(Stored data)

────────────────────

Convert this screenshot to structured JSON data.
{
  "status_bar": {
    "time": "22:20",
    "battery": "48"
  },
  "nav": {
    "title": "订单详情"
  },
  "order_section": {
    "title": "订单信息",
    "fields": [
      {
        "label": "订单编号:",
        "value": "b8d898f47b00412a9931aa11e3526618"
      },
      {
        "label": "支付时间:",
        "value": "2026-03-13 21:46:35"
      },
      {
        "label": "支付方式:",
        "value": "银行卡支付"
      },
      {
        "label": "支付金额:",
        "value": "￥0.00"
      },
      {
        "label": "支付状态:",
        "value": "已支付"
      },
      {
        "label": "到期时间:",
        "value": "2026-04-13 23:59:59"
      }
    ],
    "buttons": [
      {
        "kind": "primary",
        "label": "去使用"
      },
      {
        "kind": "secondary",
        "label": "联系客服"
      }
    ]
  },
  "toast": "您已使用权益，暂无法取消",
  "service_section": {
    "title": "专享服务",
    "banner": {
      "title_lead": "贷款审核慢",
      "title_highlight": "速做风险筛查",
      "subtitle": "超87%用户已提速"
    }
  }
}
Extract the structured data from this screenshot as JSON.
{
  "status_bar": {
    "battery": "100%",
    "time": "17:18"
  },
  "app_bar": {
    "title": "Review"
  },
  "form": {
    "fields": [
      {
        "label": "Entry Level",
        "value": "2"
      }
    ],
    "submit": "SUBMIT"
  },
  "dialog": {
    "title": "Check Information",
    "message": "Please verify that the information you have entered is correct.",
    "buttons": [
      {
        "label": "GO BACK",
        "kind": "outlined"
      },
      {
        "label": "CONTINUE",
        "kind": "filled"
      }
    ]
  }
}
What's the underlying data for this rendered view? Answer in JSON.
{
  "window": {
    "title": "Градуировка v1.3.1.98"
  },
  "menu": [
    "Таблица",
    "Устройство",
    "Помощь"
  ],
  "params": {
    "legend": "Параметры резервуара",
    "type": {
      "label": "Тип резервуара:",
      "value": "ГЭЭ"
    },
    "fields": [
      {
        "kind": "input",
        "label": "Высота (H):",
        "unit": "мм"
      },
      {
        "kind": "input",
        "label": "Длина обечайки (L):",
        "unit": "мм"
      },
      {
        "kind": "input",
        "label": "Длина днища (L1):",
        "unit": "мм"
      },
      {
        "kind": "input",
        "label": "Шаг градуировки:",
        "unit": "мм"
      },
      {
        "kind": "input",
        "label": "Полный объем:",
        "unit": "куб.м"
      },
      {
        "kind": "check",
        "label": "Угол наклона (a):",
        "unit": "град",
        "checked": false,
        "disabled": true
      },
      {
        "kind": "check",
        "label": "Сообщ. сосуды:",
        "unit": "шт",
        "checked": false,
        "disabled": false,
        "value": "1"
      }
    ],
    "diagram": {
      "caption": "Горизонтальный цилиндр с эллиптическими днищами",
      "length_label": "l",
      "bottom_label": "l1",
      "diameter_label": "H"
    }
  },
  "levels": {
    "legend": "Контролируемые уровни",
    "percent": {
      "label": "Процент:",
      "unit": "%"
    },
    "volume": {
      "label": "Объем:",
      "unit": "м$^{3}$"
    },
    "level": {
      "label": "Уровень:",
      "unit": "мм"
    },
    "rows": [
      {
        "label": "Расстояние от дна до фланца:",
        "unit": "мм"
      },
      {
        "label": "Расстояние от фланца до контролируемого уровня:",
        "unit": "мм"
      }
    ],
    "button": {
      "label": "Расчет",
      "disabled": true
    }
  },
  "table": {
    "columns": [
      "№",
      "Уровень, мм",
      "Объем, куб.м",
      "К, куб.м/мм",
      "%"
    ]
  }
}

────────────────────

▸ **Task goal**: The records above must be output exactly, in full.

▸ **Answer to this task**:
Convert this screenshot to structured JSON data.
{
  "status_bar": {
    "time": "22:20",
    "battery": "48"
  },
  "nav": {
    "title": "订单详情"
  },
  "order_section": {
    "title": "订单信息",
    "fields": [
      {
        "label": "订单编号:",
        "value": "b8d898f47b00412a9931aa11e3526618"
      },
      {
        "label": "支付时间:",
        "value": "2026-03-13 21:46:35"
      },
      {
        "label": "支付方式:",
        "value": "银行卡支付"
      },
      {
        "label": "支付金额:",
        "value": "￥0.00"
      },
      {
        "label": "支付状态:",
        "value": "已支付"
      },
      {
        "label": "到期时间:",
        "value": "2026-04-13 23:59:59"
      }
    ],
    "buttons": [
      {
        "kind": "primary",
        "label": "去使用"
      },
      {
        "kind": "secondary",
        "label": "联系客服"
      }
    ]
  },
  "toast": "您已使用权益，暂无法取消",
  "service_section": {
    "title": "专享服务",
    "banner": {
      "title_lead": "贷款审核慢",
      "title_highlight": "速做风险筛查",
      "subtitle": "超87%用户已提速"
    }
  }
}
Extract the structured data from this screenshot as JSON.
{
  "status_bar": {
    "battery": "100%",
    "time": "17:18"
  },
  "app_bar": {
    "title": "Review"
  },
  "form": {
    "fields": [
      {
        "label": "Entry Level",
        "value": "2"
      }
    ],
    "submit": "SUBMIT"
  },
  "dialog": {
    "title": "Check Information",
    "message": "Please verify that the information you have entered is correct.",
    "buttons": [
      {
        "label": "GO BACK",
        "kind": "outlined"
      },
      {
        "label": "CONTINUE",
        "kind": "filled"
      }
    ]
  }
}
What's the underlying data for this rendered view? Answer in JSON.
{
  "window": {
    "title": "Градуировка v1.3.1.98"
  },
  "menu": [
    "Таблица",
    "Устройство",
    "Помощь"
  ],
  "params": {
    "legend": "Параметры резервуара",
    "type": {
      "label": "Тип резервуара:",
      "value": "ГЭЭ"
    },
    "fields": [
      {
        "kind": "input",
        "label": "Высота (H):",
        "unit": "мм"
      },
      {
        "kind": "input",
        "label": "Длина обечайки (L):",
        "unit": "мм"
      },
      {
        "kind": "input",
        "label": "Длина днища (L1):",
        "unit": "мм"
      },
      {
        "kind": "input",
        "label": "Шаг градуировки:",
        "unit": "мм"
      },
      {
        "kind": "input",
        "label": "Полный объем:",
        "unit": "куб.м"
      },
      {
        "kind": "check",
        "label": "Угол наклона (a):",
        "unit": "град",
        "checked": false,
        "disabled": true
      },
      {
        "kind": "check",
        "label": "Сообщ. сосуды:",
        "unit": "шт",
        "checked": false,
        "disabled": false,
        "value": "1"
      }
    ],
    "diagram": {
      "caption": "Горизонтальный цилиндр с эллиптическими днищами",
      "length_label": "l",
      "bottom_label": "l1",
      "diameter_label": "H"
    }
  },
  "levels": {
    "legend": "Контролируемые уровни",
    "percent": {
      "label": "Процент:",
      "unit": "%"
    },
    "volume": {
      "label": "Объем:",
      "unit": "м$^{3}$"
    },
    "level": {
      "label": "Уровень:",
      "unit": "мм"
    },
    "rows": [
      {
        "label": "Расстояние от дна до фланца:",
        "unit": "мм"
      },
      {
        "label": "Расстояние от фланца до контролируемого уровня:",
        "unit": "мм"
      }
    ],
    "button": {
      "label": "Расчет",
      "disabled": true
    }
  },
  "table": {
    "columns": [
      "№",
      "Уровень, мм",
      "Объем, куб.м",
      "К, куб.м/мм",
      "%"
    ]
  }
}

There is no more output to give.